• _Your goal_: Lift out all lines below that contain "modified".
··· Available data
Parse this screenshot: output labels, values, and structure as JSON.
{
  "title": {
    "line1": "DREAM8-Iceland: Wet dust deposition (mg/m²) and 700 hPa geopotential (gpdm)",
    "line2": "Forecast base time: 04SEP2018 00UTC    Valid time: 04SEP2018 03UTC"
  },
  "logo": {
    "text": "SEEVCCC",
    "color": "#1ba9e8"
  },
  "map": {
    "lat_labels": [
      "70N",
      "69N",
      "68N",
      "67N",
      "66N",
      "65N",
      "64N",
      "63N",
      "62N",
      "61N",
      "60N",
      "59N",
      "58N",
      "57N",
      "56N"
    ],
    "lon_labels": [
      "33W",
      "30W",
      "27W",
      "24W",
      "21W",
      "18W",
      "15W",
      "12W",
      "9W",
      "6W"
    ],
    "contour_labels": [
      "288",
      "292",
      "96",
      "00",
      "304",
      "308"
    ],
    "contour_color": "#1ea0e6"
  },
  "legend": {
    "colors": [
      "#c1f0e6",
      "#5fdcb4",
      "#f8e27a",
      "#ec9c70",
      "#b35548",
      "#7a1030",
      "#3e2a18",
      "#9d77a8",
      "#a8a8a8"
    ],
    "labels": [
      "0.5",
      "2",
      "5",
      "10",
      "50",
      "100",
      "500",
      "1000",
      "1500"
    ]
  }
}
······
··· Available data
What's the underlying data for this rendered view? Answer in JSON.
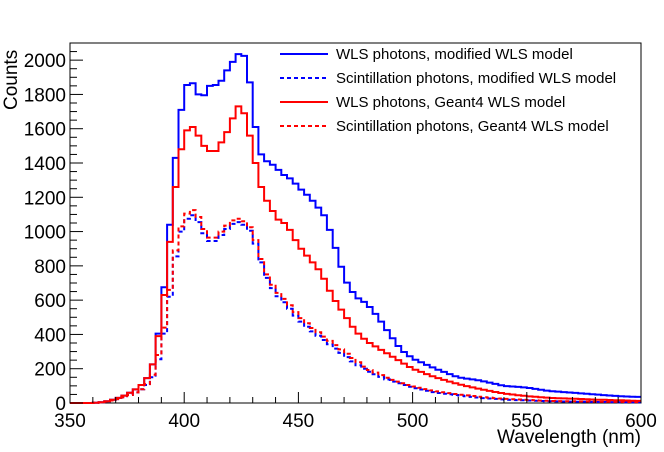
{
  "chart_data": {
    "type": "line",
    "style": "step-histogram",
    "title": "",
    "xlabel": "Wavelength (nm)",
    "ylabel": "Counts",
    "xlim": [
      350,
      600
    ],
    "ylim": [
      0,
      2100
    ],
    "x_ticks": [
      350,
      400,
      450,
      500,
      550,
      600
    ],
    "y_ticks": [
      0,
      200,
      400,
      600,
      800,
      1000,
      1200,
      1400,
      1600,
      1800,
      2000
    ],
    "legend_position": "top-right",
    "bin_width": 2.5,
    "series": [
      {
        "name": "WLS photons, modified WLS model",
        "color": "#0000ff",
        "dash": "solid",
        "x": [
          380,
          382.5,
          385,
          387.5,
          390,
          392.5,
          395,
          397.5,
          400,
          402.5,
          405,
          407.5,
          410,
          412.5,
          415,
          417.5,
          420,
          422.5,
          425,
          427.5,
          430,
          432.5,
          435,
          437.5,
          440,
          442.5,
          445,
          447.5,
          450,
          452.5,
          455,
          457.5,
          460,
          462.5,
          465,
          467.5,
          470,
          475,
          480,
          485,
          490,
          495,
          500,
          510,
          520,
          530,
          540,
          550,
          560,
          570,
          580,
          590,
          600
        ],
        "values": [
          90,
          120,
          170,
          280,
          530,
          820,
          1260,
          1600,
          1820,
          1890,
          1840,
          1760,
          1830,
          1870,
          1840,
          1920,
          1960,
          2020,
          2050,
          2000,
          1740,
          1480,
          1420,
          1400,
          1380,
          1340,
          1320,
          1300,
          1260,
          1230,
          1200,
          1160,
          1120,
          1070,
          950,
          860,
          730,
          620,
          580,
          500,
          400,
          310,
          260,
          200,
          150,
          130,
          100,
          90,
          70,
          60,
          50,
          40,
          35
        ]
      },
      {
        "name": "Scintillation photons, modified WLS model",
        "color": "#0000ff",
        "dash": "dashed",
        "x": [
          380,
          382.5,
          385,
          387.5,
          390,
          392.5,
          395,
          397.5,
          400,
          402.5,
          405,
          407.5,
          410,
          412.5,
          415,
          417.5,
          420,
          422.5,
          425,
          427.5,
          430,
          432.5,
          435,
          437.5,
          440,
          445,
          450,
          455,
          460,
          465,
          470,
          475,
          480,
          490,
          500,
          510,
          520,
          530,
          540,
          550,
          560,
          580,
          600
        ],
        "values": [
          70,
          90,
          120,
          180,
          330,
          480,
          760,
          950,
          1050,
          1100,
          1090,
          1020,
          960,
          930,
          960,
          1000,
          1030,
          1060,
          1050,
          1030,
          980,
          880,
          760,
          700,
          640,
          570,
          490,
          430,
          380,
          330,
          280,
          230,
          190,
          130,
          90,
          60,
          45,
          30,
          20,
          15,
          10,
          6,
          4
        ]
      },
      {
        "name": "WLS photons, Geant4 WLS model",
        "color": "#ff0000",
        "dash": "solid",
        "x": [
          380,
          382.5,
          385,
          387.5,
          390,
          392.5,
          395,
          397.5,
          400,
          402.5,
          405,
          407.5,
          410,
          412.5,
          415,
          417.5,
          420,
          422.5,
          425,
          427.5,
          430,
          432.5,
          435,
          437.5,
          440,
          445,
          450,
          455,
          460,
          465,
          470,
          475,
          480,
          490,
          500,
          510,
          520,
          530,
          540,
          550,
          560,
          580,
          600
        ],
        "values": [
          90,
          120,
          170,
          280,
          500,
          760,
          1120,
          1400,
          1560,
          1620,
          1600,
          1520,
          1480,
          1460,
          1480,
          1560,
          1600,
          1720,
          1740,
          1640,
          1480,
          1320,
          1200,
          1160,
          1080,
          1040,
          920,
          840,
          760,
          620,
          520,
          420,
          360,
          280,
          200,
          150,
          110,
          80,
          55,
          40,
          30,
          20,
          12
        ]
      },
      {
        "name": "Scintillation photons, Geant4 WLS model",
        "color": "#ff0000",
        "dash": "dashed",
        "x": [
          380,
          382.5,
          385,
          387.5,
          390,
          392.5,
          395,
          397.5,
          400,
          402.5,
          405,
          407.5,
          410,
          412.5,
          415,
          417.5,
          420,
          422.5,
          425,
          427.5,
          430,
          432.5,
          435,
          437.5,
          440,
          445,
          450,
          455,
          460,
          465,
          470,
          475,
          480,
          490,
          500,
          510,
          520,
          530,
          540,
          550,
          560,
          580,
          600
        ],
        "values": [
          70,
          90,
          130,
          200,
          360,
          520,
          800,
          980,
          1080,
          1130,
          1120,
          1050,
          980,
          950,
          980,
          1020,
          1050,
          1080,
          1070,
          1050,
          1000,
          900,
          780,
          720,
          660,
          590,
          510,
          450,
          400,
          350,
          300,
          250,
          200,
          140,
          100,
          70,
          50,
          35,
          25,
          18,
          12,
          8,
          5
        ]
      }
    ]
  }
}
······
• _Solved problem_:
        "name": "WLS photons, modified WLS model",
        "name": "Scintillation photons, modified WLS model",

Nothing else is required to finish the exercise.